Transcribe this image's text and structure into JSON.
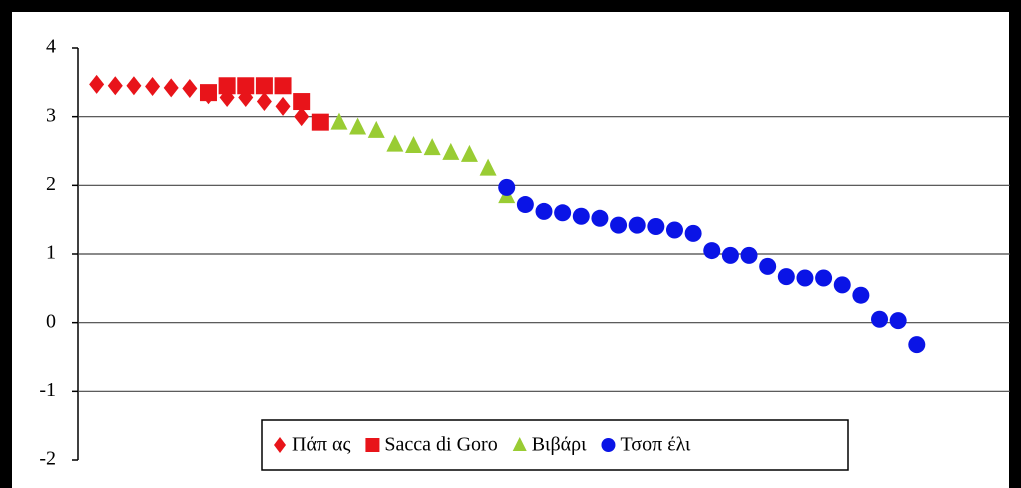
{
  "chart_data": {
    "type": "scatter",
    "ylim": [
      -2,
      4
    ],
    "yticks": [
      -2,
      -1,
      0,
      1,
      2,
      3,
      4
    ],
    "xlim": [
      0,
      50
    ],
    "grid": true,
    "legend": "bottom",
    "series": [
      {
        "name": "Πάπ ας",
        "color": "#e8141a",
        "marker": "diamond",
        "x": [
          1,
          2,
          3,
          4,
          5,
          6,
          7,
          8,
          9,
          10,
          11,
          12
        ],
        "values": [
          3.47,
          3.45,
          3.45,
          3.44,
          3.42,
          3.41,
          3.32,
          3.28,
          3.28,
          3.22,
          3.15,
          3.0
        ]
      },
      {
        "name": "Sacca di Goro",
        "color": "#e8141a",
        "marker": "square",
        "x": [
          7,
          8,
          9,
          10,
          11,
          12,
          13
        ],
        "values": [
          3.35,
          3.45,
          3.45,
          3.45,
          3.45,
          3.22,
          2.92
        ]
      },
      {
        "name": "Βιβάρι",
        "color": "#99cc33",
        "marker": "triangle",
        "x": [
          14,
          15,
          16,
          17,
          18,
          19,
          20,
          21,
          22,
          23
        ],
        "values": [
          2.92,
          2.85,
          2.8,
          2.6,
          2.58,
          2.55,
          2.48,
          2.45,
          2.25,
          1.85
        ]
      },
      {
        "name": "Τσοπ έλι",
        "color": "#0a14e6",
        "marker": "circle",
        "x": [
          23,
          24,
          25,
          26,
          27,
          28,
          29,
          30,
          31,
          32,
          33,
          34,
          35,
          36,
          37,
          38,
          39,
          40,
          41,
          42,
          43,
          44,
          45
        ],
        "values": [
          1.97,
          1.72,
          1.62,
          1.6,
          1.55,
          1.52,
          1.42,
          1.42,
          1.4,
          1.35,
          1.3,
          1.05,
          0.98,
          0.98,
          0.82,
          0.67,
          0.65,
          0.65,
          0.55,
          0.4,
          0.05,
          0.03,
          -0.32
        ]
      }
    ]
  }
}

» **Requirement**
Find every line above that contains the word "color", and return each one.

» **Task response**
        "color": "#e8141a",
        "color": "#e8141a",
        "color": "#99cc33",
        "color": "#0a14e6",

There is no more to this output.